PROMPT: Type out the data exactly as given. Skip any image.

# START OF PROVIDED INFORMATION

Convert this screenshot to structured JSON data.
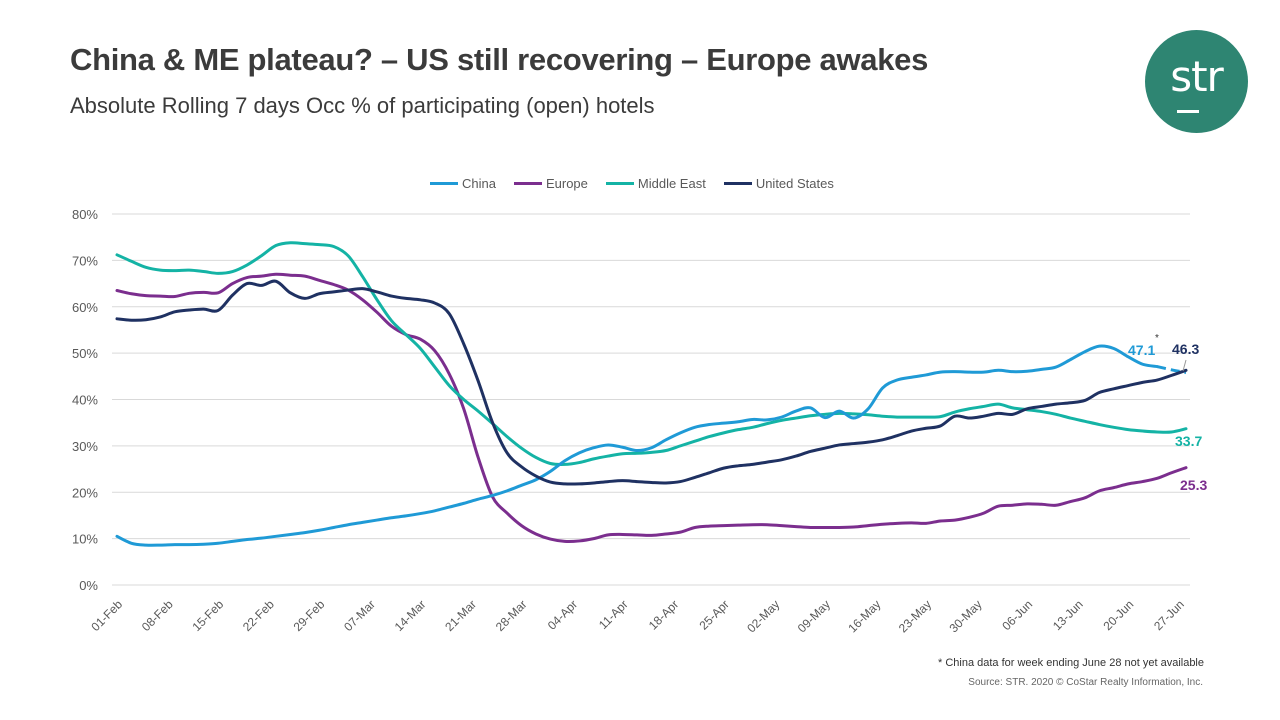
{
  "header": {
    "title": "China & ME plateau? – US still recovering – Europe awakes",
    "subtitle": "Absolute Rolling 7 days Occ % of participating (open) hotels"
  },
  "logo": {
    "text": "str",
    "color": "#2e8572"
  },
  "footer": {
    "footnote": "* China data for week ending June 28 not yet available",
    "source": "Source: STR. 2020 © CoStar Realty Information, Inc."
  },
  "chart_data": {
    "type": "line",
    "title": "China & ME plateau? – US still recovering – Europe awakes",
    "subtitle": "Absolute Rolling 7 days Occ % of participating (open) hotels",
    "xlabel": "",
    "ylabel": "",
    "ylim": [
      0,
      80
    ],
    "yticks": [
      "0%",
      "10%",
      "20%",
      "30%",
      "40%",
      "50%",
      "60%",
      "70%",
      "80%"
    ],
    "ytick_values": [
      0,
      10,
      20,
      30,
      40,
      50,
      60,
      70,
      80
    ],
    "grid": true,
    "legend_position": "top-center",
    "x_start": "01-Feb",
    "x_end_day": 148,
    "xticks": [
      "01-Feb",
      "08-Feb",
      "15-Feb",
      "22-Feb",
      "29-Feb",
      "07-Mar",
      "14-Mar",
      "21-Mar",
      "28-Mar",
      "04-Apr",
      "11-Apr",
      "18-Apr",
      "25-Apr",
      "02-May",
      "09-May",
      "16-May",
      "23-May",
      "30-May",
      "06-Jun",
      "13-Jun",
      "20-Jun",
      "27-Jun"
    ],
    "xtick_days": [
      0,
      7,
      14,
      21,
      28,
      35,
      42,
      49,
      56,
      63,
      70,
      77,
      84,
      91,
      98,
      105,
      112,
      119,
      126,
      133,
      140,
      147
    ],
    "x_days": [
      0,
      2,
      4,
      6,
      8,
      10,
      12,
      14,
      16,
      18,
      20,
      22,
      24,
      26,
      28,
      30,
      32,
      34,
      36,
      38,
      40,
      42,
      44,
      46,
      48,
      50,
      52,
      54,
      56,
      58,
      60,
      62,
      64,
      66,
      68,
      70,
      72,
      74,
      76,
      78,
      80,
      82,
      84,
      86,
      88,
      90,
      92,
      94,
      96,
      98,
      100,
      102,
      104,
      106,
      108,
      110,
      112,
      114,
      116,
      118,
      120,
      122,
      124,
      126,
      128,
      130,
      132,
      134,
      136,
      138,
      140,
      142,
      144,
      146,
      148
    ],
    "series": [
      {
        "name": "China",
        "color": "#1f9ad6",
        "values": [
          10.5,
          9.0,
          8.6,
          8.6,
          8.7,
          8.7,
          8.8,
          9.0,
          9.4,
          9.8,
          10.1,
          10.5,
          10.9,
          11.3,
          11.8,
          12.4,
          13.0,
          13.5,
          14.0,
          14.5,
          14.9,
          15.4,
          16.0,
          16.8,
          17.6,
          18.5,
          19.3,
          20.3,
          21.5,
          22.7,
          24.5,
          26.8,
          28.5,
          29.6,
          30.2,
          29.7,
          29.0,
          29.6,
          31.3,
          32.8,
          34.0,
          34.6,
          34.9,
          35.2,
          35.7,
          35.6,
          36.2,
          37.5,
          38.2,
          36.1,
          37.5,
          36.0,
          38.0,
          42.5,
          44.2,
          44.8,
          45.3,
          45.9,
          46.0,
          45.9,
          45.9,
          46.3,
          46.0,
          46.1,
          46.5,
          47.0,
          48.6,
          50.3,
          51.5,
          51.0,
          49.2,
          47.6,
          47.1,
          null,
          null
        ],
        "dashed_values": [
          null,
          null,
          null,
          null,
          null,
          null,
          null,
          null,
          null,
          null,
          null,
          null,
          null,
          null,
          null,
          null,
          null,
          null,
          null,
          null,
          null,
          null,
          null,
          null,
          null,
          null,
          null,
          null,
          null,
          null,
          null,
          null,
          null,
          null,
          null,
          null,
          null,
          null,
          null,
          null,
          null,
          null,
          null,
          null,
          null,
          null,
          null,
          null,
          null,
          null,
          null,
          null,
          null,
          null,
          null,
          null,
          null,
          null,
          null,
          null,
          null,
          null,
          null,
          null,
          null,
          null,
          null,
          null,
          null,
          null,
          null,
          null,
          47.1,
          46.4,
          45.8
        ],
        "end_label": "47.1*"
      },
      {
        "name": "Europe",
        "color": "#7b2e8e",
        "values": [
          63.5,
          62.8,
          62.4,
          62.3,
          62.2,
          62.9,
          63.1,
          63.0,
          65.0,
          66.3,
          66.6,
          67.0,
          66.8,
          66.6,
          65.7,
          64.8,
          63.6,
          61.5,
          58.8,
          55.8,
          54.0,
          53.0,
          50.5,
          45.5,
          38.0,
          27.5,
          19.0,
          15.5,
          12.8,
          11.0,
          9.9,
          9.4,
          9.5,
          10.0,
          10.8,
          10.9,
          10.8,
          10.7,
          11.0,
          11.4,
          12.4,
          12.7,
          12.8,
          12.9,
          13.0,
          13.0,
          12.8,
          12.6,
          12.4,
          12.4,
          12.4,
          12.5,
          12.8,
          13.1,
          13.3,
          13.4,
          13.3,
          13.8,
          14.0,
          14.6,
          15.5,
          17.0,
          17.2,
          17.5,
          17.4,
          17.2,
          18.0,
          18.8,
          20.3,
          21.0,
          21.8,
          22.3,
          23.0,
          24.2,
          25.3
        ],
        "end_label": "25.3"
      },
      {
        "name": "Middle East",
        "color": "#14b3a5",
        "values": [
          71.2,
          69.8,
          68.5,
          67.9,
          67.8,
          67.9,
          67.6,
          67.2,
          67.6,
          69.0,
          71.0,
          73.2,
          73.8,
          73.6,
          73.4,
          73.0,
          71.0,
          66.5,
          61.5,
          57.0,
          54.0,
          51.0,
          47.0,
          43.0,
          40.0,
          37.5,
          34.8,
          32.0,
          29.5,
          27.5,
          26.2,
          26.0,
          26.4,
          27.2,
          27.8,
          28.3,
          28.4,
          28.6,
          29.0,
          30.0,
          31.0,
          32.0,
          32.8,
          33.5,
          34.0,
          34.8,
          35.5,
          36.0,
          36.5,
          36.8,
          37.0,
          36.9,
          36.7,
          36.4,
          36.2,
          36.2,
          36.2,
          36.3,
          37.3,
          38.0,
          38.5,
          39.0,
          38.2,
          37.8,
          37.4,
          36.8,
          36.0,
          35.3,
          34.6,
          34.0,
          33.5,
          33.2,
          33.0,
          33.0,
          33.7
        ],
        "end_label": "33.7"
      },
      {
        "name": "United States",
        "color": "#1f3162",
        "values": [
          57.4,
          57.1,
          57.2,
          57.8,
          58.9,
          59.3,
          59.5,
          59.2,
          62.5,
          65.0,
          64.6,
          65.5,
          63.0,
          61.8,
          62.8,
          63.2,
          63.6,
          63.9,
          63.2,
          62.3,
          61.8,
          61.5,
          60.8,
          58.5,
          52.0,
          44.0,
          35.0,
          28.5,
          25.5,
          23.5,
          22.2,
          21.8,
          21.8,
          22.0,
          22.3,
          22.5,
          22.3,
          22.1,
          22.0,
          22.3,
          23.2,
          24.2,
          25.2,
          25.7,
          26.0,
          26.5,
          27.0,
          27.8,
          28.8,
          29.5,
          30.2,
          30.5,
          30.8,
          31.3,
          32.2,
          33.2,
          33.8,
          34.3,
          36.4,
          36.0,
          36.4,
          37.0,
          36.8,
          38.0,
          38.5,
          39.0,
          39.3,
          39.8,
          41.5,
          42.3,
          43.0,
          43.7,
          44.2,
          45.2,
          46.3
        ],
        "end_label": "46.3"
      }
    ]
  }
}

# END OF PROVIDED INFORMATION

RESULT OF THE EXERCISE:
Convert this screenshot to structured JSON data.
{
  "header": {
    "title": "China & ME plateau? – US still recovering – Europe awakes",
    "subtitle": "Absolute Rolling 7 days Occ % of participating (open) hotels"
  },
  "logo": {
    "text": "str",
    "color": "#2e8572"
  },
  "footer": {
    "footnote": "* China data for week ending June 28 not yet available",
    "source": "Source: STR. 2020 © CoStar Realty Information, Inc."
  },
  "chart_data": {
    "type": "line",
    "title": "China & ME plateau? – US still recovering – Europe awakes",
    "subtitle": "Absolute Rolling 7 days Occ % of participating (open) hotels",
    "xlabel": "",
    "ylabel": "",
    "ylim": [
      0,
      80
    ],
    "yticks": [
      "0%",
      "10%",
      "20%",
      "30%",
      "40%",
      "50%",
      "60%",
      "70%",
      "80%"
    ],
    "ytick_values": [
      0,
      10,
      20,
      30,
      40,
      50,
      60,
      70,
      80
    ],
    "grid": true,
    "legend_position": "top-center",
    "x_start": "01-Feb",
    "x_end_day": 148,
    "xticks": [
      "01-Feb",
      "08-Feb",
      "15-Feb",
      "22-Feb",
      "29-Feb",
      "07-Mar",
      "14-Mar",
      "21-Mar",
      "28-Mar",
      "04-Apr",
      "11-Apr",
      "18-Apr",
      "25-Apr",
      "02-May",
      "09-May",
      "16-May",
      "23-May",
      "30-May",
      "06-Jun",
      "13-Jun",
      "20-Jun",
      "27-Jun"
    ],
    "xtick_days": [
      0,
      7,
      14,
      21,
      28,
      35,
      42,
      49,
      56,
      63,
      70,
      77,
      84,
      91,
      98,
      105,
      112,
      119,
      126,
      133,
      140,
      147
    ],
    "x_days": [
      0,
      2,
      4,
      6,
      8,
      10,
      12,
      14,
      16,
      18,
      20,
      22,
      24,
      26,
      28,
      30,
      32,
      34,
      36,
      38,
      40,
      42,
      44,
      46,
      48,
      50,
      52,
      54,
      56,
      58,
      60,
      62,
      64,
      66,
      68,
      70,
      72,
      74,
      76,
      78,
      80,
      82,
      84,
      86,
      88,
      90,
      92,
      94,
      96,
      98,
      100,
      102,
      104,
      106,
      108,
      110,
      112,
      114,
      116,
      118,
      120,
      122,
      124,
      126,
      128,
      130,
      132,
      134,
      136,
      138,
      140,
      142,
      144,
      146,
      148
    ],
    "series": [
      {
        "name": "China",
        "color": "#1f9ad6",
        "values": [
          10.5,
          9.0,
          8.6,
          8.6,
          8.7,
          8.7,
          8.8,
          9.0,
          9.4,
          9.8,
          10.1,
          10.5,
          10.9,
          11.3,
          11.8,
          12.4,
          13.0,
          13.5,
          14.0,
          14.5,
          14.9,
          15.4,
          16.0,
          16.8,
          17.6,
          18.5,
          19.3,
          20.3,
          21.5,
          22.7,
          24.5,
          26.8,
          28.5,
          29.6,
          30.2,
          29.7,
          29.0,
          29.6,
          31.3,
          32.8,
          34.0,
          34.6,
          34.9,
          35.2,
          35.7,
          35.6,
          36.2,
          37.5,
          38.2,
          36.1,
          37.5,
          36.0,
          38.0,
          42.5,
          44.2,
          44.8,
          45.3,
          45.9,
          46.0,
          45.9,
          45.9,
          46.3,
          46.0,
          46.1,
          46.5,
          47.0,
          48.6,
          50.3,
          51.5,
          51.0,
          49.2,
          47.6,
          47.1,
          null,
          null
        ],
        "dashed_values": [
          null,
          null,
          null,
          null,
          null,
          null,
          null,
          null,
          null,
          null,
          null,
          null,
          null,
          null,
          null,
          null,
          null,
          null,
          null,
          null,
          null,
          null,
          null,
          null,
          null,
          null,
          null,
          null,
          null,
          null,
          null,
          null,
          null,
          null,
          null,
          null,
          null,
          null,
          null,
          null,
          null,
          null,
          null,
          null,
          null,
          null,
          null,
          null,
          null,
          null,
          null,
          null,
          null,
          null,
          null,
          null,
          null,
          null,
          null,
          null,
          null,
          null,
          null,
          null,
          null,
          null,
          null,
          null,
          null,
          null,
          null,
          null,
          47.1,
          46.4,
          45.8
        ],
        "end_label": "47.1*"
      },
      {
        "name": "Europe",
        "color": "#7b2e8e",
        "values": [
          63.5,
          62.8,
          62.4,
          62.3,
          62.2,
          62.9,
          63.1,
          63.0,
          65.0,
          66.3,
          66.6,
          67.0,
          66.8,
          66.6,
          65.7,
          64.8,
          63.6,
          61.5,
          58.8,
          55.8,
          54.0,
          53.0,
          50.5,
          45.5,
          38.0,
          27.5,
          19.0,
          15.5,
          12.8,
          11.0,
          9.9,
          9.4,
          9.5,
          10.0,
          10.8,
          10.9,
          10.8,
          10.7,
          11.0,
          11.4,
          12.4,
          12.7,
          12.8,
          12.9,
          13.0,
          13.0,
          12.8,
          12.6,
          12.4,
          12.4,
          12.4,
          12.5,
          12.8,
          13.1,
          13.3,
          13.4,
          13.3,
          13.8,
          14.0,
          14.6,
          15.5,
          17.0,
          17.2,
          17.5,
          17.4,
          17.2,
          18.0,
          18.8,
          20.3,
          21.0,
          21.8,
          22.3,
          23.0,
          24.2,
          25.3
        ],
        "end_label": "25.3"
      },
      {
        "name": "Middle East",
        "color": "#14b3a5",
        "values": [
          71.2,
          69.8,
          68.5,
          67.9,
          67.8,
          67.9,
          67.6,
          67.2,
          67.6,
          69.0,
          71.0,
          73.2,
          73.8,
          73.6,
          73.4,
          73.0,
          71.0,
          66.5,
          61.5,
          57.0,
          54.0,
          51.0,
          47.0,
          43.0,
          40.0,
          37.5,
          34.8,
          32.0,
          29.5,
          27.5,
          26.2,
          26.0,
          26.4,
          27.2,
          27.8,
          28.3,
          28.4,
          28.6,
          29.0,
          30.0,
          31.0,
          32.0,
          32.8,
          33.5,
          34.0,
          34.8,
          35.5,
          36.0,
          36.5,
          36.8,
          37.0,
          36.9,
          36.7,
          36.4,
          36.2,
          36.2,
          36.2,
          36.3,
          37.3,
          38.0,
          38.5,
          39.0,
          38.2,
          37.8,
          37.4,
          36.8,
          36.0,
          35.3,
          34.6,
          34.0,
          33.5,
          33.2,
          33.0,
          33.0,
          33.7
        ],
        "end_label": "33.7"
      },
      {
        "name": "United States",
        "color": "#1f3162",
        "values": [
          57.4,
          57.1,
          57.2,
          57.8,
          58.9,
          59.3,
          59.5,
          59.2,
          62.5,
          65.0,
          64.6,
          65.5,
          63.0,
          61.8,
          62.8,
          63.2,
          63.6,
          63.9,
          63.2,
          62.3,
          61.8,
          61.5,
          60.8,
          58.5,
          52.0,
          44.0,
          35.0,
          28.5,
          25.5,
          23.5,
          22.2,
          21.8,
          21.8,
          22.0,
          22.3,
          22.5,
          22.3,
          22.1,
          22.0,
          22.3,
          23.2,
          24.2,
          25.2,
          25.7,
          26.0,
          26.5,
          27.0,
          27.8,
          28.8,
          29.5,
          30.2,
          30.5,
          30.8,
          31.3,
          32.2,
          33.2,
          33.8,
          34.3,
          36.4,
          36.0,
          36.4,
          37.0,
          36.8,
          38.0,
          38.5,
          39.0,
          39.3,
          39.8,
          41.5,
          42.3,
          43.0,
          43.7,
          44.2,
          45.2,
          46.3
        ],
        "end_label": "46.3"
      }
    ]
  }
}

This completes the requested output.